§ EXCERPTED RECORDS
******

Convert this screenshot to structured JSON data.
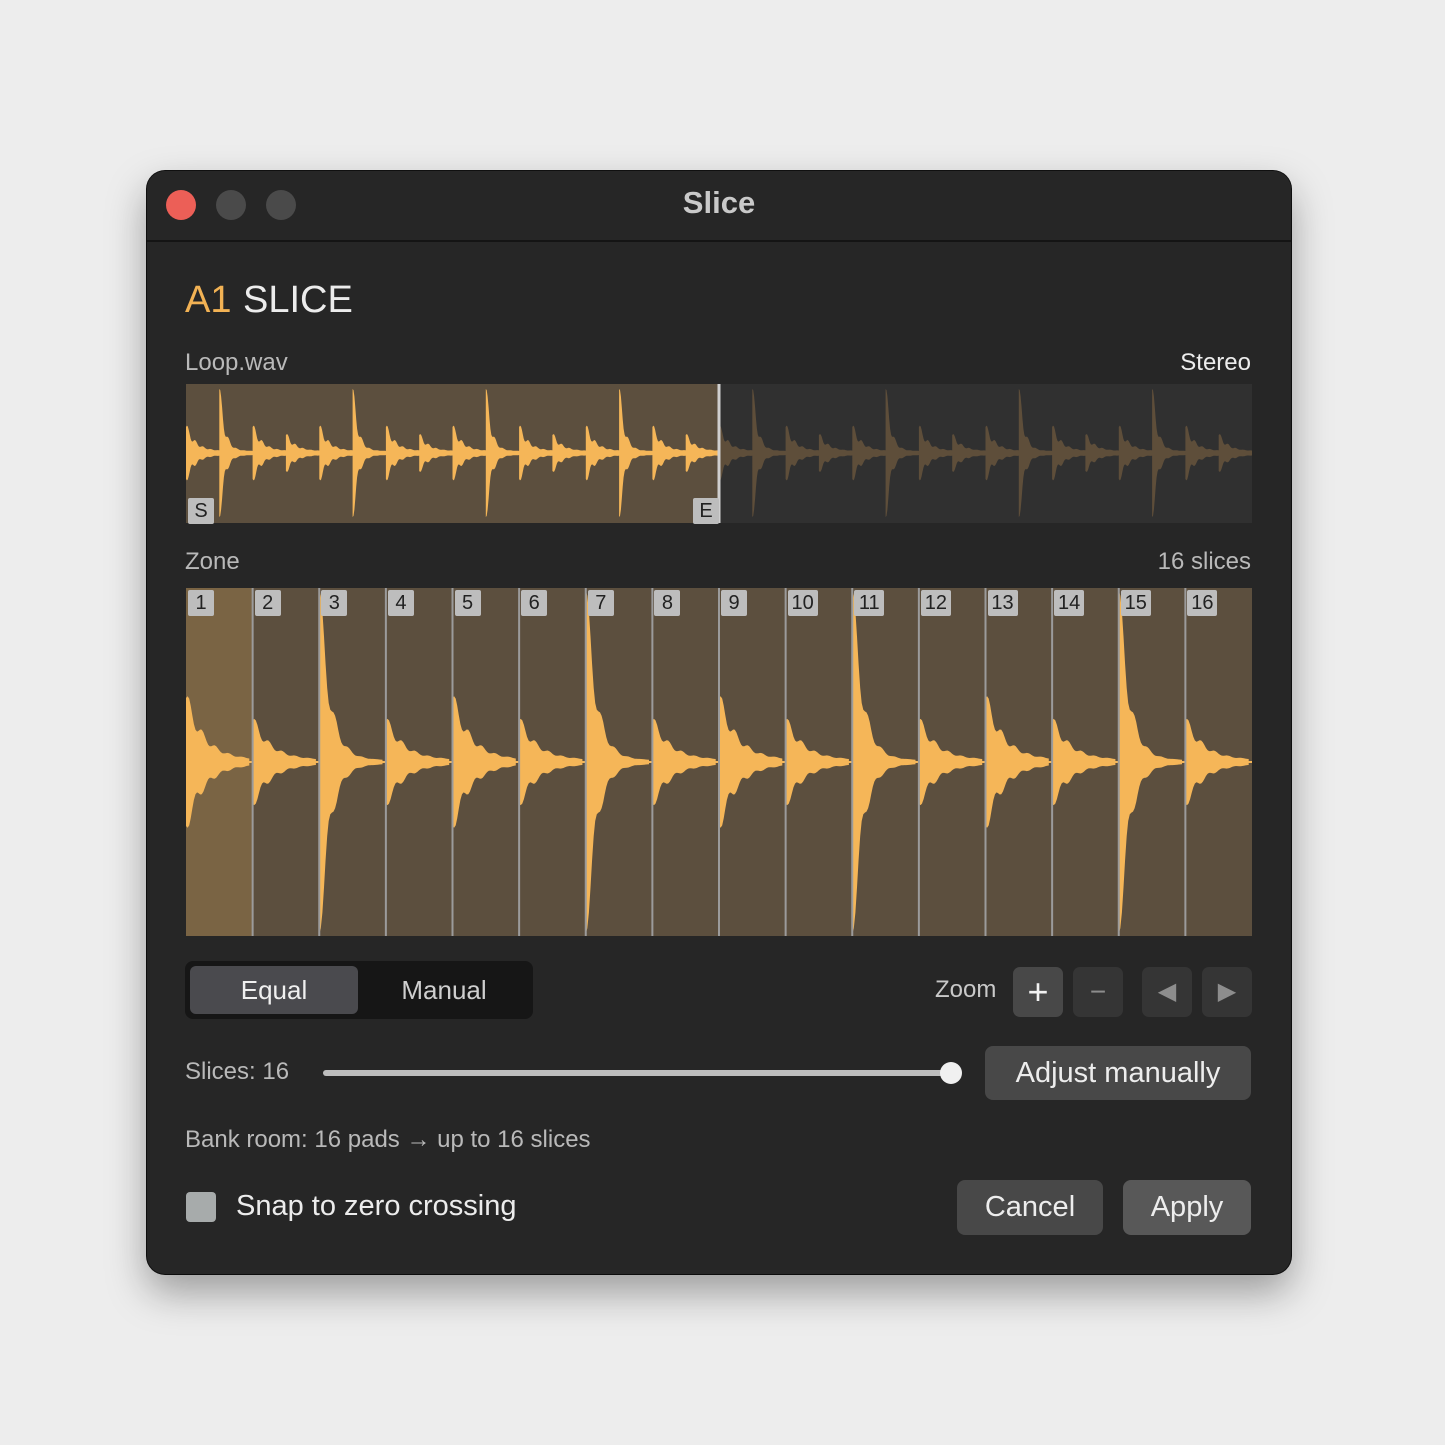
{
  "window": {
    "title": "Slice"
  },
  "header": {
    "pad_id": "A1",
    "mode": "SLICE"
  },
  "overview": {
    "file_name": "Loop.wav",
    "channel": "Stereo",
    "start_marker": "S",
    "end_marker": "E",
    "selection_fraction": 0.5
  },
  "zone": {
    "label": "Zone",
    "count_label": "16 slices",
    "slices": [
      "1",
      "2",
      "3",
      "4",
      "5",
      "6",
      "7",
      "8",
      "9",
      "10",
      "11",
      "12",
      "13",
      "14",
      "15",
      "16"
    ],
    "selected_slice": "1"
  },
  "mode": {
    "equal_label": "Equal",
    "manual_label": "Manual",
    "active": "Equal"
  },
  "zoom": {
    "label": "Zoom",
    "in_symbol": "+",
    "out_symbol": "−",
    "left_symbol": "◀",
    "right_symbol": "▶"
  },
  "slices_control": {
    "label": "Slices: 16",
    "value": 16,
    "max": 16
  },
  "adjust_button": "Adjust manually",
  "bank_info": "Bank room: 16 pads → up to 16 slices",
  "snap": {
    "label": "Snap to zero crossing",
    "checked": false
  },
  "actions": {
    "cancel": "Cancel",
    "apply": "Apply"
  },
  "colors": {
    "accent": "#f5b658",
    "selection_bg": "#5c4f3e",
    "selected_slice_bg": "#7a6444",
    "dim_wave": "#5e4e3a",
    "close": "#ec5f57"
  },
  "icons": [
    "close-dot",
    "minimize-dot",
    "maximize-dot",
    "plus-icon",
    "minus-icon",
    "arrow-left-icon",
    "arrow-right-icon",
    "checkbox"
  ]
}
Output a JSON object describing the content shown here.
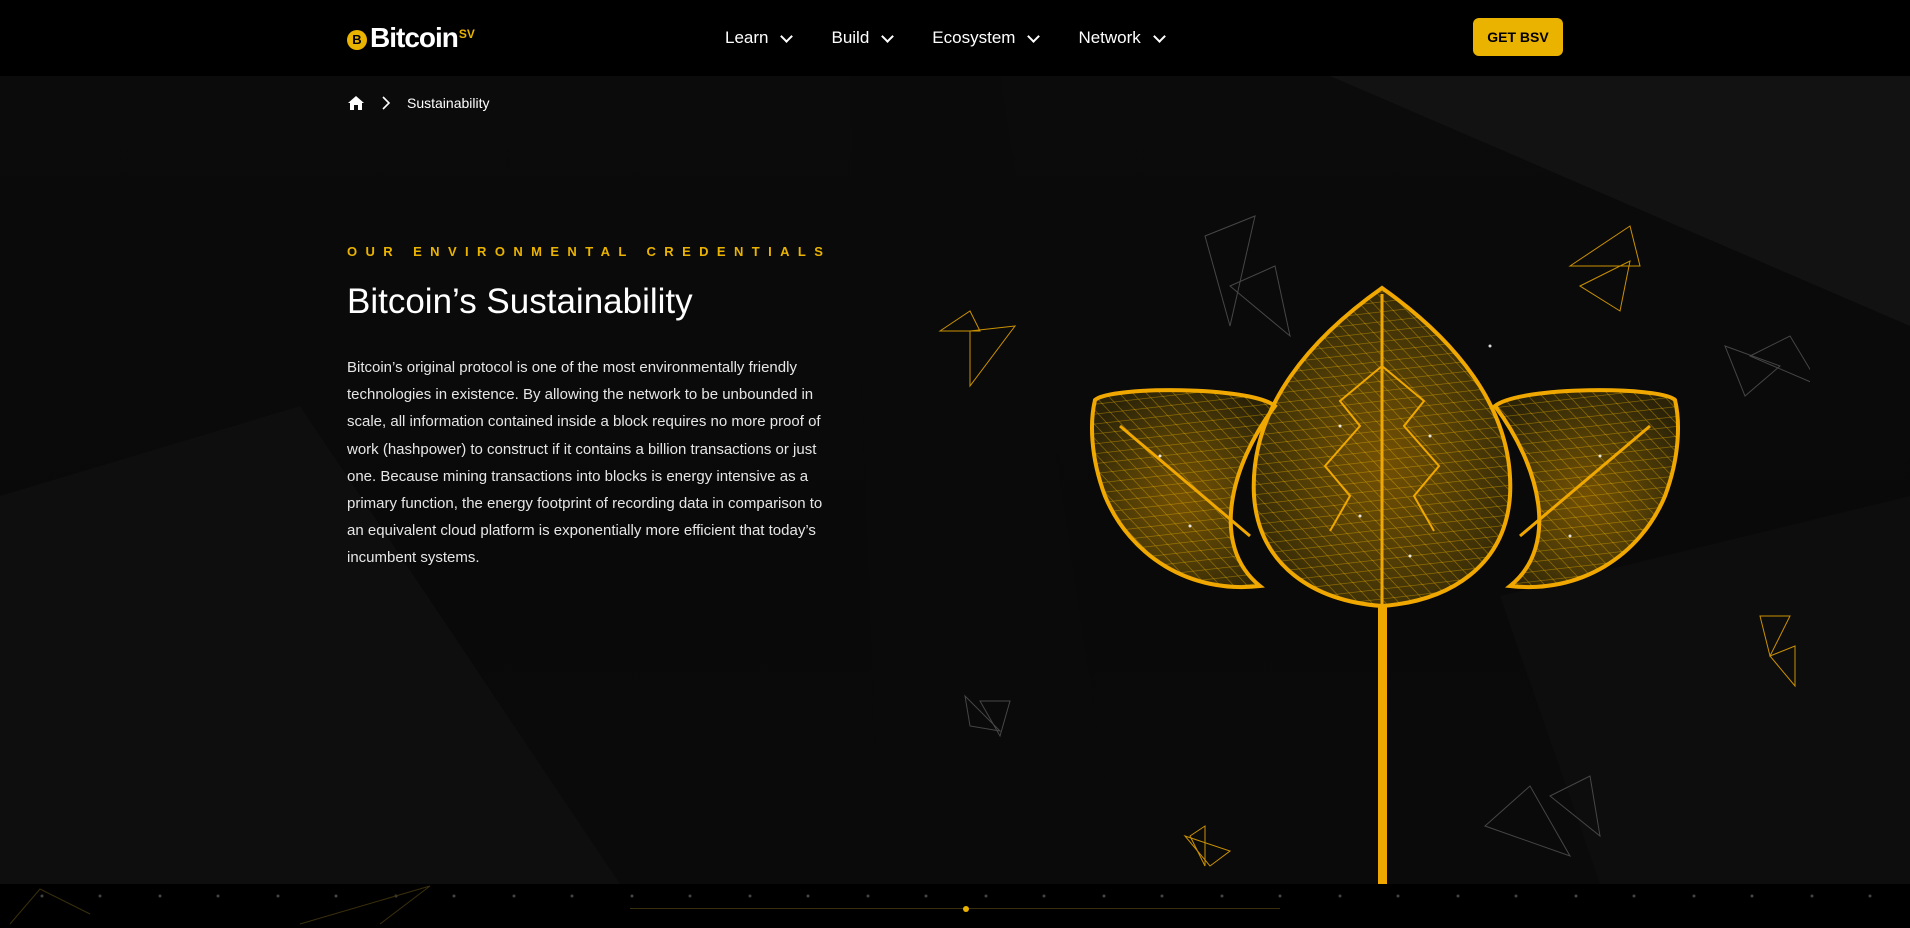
{
  "header": {
    "logo": {
      "word": "Bitcoin",
      "suffix": "SV",
      "coin_glyph": "B"
    },
    "nav": [
      {
        "label": "Learn",
        "icon": "chevron-down-icon"
      },
      {
        "label": "Build",
        "icon": "chevron-down-icon"
      },
      {
        "label": "Ecosystem",
        "icon": "chevron-down-icon"
      },
      {
        "label": "Network",
        "icon": "chevron-down-icon"
      }
    ],
    "cta_label": "GET BSV"
  },
  "breadcrumb": {
    "home_icon": "home-icon",
    "separator_icon": "chevron-right-icon",
    "current": "Sustainability"
  },
  "hero": {
    "eyebrow": "OUR ENVIRONMENTAL CREDENTIALS",
    "title": "Bitcoin’s Sustainability",
    "body": "Bitcoin’s original protocol is one of the most environmentally friendly technologies in existence. By allowing the network to be unbounded in scale, all information contained inside a block requires no more proof of work (hashpower) to construct if it contains a billion transactions or just one. Because mining transactions into blocks is energy intensive as a primary function, the energy footprint of recording data in comparison to an equivalent cloud platform is exponentially more efficient that today’s incumbent systems.",
    "illustration": "golden-low-poly-leaves-icon"
  },
  "colors": {
    "accent": "#eab300",
    "background": "#060606",
    "header_bg": "#000000",
    "text": "#ffffff"
  }
}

******

§ GIVEN PROBLEM
Look through the entries above and report each line where the string "Sustainability" occurs.

§ TASK RESULT
    "current": "Sustainability"
    "title": "Bitcoin’s Sustainability",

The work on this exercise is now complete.